## WHAT TO WORK ON
Return all lines with the word "JSON" in them.

** START OF RECORDED DATA **

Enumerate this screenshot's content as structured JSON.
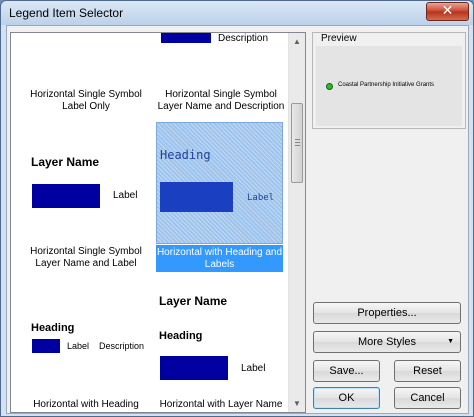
{
  "window": {
    "title": "Legend Item Selector",
    "close_glyph": "✕"
  },
  "gallery": {
    "items": [
      {
        "top_desc_text": "Description",
        "label": "Horizontal Single Symbol\nLabel Only"
      },
      {
        "label": "Horizontal Single Symbol\nLayer Name and Description"
      },
      {
        "layer_name": "Layer Name",
        "patch_label": "Label",
        "label": "Horizontal Single Symbol\nLayer Name and Label"
      },
      {
        "heading": "Heading",
        "patch_label": "Label",
        "label": "Horizontal with Heading and\nLabels",
        "selected": true
      },
      {
        "heading": "Heading",
        "patch_label": "Label",
        "patch_desc": "Description",
        "label": "Horizontal with Heading"
      },
      {
        "layer_name": "Layer Name",
        "heading": "Heading",
        "patch_label": "Label",
        "label": "Horizontal with Layer Name"
      }
    ]
  },
  "preview": {
    "title": "Preview",
    "legend_text": "Coastal Partnership Initiative Grants"
  },
  "buttons": {
    "properties": "Properties...",
    "more_styles": "More Styles",
    "save": "Save...",
    "reset": "Reset",
    "ok": "OK",
    "cancel": "Cancel"
  },
  "colors": {
    "patch": "#0000a0",
    "selection": "#3399ff",
    "preview_symbol": "#21c321"
  },
  "icons": {
    "scroll_up": "scroll-up-arrow-icon",
    "scroll_down": "scroll-down-arrow-icon",
    "dropdown": "chevron-down-icon"
  }
}
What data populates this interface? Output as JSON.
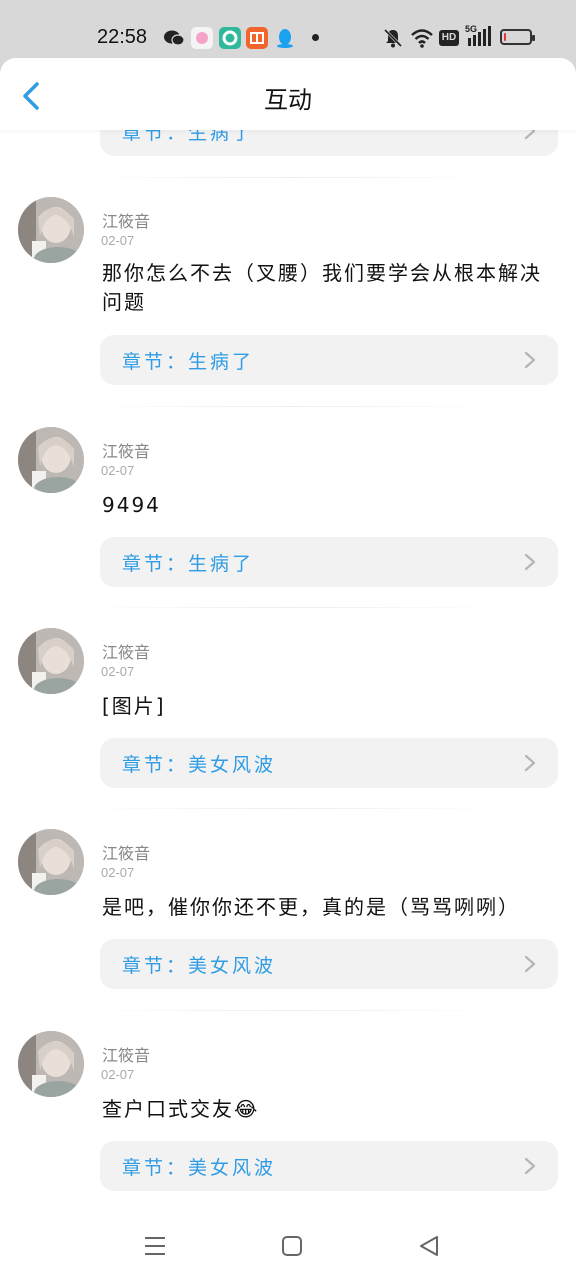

** END OF RECORDED DATA **

## ANSWER TO THE TASK
Enumerate this screenshot's content as structured JSON.
What data populates this interface? Output as JSON.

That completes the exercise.